| Given instruction |
Select from the data all lines with the word "FCFF".

>>>

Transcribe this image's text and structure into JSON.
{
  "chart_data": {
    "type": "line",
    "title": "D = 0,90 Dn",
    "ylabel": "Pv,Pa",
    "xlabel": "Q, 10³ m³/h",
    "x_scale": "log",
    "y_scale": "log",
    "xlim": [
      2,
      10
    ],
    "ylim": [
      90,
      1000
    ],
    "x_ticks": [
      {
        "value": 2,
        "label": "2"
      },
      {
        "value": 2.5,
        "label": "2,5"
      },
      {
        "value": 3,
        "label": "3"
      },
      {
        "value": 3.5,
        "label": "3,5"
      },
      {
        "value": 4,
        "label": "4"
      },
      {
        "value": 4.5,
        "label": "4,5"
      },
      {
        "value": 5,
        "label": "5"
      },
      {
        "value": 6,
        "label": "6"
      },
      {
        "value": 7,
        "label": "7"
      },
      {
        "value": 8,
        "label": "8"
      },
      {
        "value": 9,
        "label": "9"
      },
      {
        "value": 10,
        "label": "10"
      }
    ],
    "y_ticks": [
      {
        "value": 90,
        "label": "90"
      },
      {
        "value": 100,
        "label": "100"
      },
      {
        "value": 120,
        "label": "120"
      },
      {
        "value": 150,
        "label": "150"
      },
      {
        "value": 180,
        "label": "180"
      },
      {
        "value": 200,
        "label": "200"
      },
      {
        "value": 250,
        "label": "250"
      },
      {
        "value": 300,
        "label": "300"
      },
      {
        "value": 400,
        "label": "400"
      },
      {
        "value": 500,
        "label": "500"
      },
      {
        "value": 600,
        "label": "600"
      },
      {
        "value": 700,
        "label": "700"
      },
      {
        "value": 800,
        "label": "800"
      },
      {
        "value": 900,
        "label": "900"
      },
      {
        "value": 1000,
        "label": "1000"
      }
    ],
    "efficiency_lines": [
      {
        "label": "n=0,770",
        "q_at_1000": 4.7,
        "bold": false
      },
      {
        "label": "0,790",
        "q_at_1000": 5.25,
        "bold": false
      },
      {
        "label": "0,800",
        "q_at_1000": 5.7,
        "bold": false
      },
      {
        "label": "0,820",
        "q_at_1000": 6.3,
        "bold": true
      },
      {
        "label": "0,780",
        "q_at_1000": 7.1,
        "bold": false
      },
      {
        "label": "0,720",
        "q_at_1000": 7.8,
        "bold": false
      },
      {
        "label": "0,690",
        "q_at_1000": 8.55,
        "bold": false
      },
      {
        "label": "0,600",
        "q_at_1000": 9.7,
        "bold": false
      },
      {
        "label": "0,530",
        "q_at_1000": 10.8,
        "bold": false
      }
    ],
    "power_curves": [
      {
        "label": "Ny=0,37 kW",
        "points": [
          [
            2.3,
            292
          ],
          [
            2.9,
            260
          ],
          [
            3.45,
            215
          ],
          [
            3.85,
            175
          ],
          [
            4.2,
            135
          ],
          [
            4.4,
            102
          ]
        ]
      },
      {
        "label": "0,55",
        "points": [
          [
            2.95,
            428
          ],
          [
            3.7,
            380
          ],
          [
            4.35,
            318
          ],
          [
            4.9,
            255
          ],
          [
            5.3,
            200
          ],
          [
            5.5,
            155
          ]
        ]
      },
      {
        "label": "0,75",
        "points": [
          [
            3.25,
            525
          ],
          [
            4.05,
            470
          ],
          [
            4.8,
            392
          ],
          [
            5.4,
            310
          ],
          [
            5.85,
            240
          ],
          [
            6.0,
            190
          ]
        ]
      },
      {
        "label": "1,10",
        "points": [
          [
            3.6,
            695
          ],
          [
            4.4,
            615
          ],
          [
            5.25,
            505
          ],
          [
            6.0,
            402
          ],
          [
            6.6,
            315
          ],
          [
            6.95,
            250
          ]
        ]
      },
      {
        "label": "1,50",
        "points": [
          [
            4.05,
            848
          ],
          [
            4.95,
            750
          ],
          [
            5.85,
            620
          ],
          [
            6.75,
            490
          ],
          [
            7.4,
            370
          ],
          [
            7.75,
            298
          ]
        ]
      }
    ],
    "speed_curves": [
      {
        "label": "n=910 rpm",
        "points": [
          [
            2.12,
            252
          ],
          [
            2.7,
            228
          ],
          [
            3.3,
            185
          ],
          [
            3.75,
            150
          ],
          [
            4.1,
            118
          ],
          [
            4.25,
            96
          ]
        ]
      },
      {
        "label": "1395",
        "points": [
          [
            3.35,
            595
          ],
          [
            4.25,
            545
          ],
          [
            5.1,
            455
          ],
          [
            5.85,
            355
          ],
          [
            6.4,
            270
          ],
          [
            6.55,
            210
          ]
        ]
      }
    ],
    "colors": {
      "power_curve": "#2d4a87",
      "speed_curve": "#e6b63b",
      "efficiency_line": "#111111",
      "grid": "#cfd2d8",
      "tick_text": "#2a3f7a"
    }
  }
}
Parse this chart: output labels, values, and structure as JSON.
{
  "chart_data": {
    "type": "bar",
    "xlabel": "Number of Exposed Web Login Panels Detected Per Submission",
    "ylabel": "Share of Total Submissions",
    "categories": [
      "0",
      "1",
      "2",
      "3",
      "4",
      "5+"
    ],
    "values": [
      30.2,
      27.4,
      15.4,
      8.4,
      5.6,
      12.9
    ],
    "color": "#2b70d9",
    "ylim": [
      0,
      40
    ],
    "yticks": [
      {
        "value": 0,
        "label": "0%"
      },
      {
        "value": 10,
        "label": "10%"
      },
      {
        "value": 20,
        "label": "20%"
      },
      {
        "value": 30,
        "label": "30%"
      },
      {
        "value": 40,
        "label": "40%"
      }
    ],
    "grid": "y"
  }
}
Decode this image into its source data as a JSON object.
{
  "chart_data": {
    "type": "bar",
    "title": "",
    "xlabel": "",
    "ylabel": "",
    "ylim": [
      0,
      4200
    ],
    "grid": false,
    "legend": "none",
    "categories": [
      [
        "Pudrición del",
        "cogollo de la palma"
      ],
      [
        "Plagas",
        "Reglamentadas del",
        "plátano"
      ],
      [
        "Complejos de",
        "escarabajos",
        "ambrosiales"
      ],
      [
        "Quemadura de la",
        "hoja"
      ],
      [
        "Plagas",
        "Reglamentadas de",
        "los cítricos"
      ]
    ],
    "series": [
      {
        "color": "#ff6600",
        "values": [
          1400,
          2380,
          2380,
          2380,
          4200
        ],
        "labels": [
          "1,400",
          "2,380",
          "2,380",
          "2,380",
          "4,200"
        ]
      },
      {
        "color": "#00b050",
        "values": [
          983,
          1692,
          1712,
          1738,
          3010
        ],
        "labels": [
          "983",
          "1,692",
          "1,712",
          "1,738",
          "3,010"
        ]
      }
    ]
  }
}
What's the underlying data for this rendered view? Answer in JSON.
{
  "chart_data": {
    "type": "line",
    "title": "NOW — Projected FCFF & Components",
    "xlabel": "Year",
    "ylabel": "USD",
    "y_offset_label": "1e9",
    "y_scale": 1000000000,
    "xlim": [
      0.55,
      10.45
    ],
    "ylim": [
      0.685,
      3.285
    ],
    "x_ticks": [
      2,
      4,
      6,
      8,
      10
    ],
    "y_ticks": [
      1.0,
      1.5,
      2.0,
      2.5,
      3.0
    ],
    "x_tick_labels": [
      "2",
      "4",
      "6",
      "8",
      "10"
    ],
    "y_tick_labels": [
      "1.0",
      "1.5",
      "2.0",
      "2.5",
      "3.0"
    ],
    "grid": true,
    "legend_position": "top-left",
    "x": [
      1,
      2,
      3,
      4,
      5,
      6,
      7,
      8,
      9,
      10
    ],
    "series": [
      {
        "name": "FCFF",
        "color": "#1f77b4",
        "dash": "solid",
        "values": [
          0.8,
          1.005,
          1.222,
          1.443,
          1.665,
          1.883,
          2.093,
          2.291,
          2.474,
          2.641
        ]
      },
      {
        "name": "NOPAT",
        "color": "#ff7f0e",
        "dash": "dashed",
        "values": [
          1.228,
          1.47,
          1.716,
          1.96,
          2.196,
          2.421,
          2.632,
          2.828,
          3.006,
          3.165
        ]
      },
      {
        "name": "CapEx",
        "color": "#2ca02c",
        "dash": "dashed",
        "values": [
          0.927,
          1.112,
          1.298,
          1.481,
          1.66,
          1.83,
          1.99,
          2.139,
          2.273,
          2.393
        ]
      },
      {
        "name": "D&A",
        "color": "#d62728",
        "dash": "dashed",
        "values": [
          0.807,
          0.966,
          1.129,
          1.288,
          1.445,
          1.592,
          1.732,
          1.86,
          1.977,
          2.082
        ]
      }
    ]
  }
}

<<<

| The result |
    "title": "NOW — Projected FCFF & Components",
        "name": "FCFF",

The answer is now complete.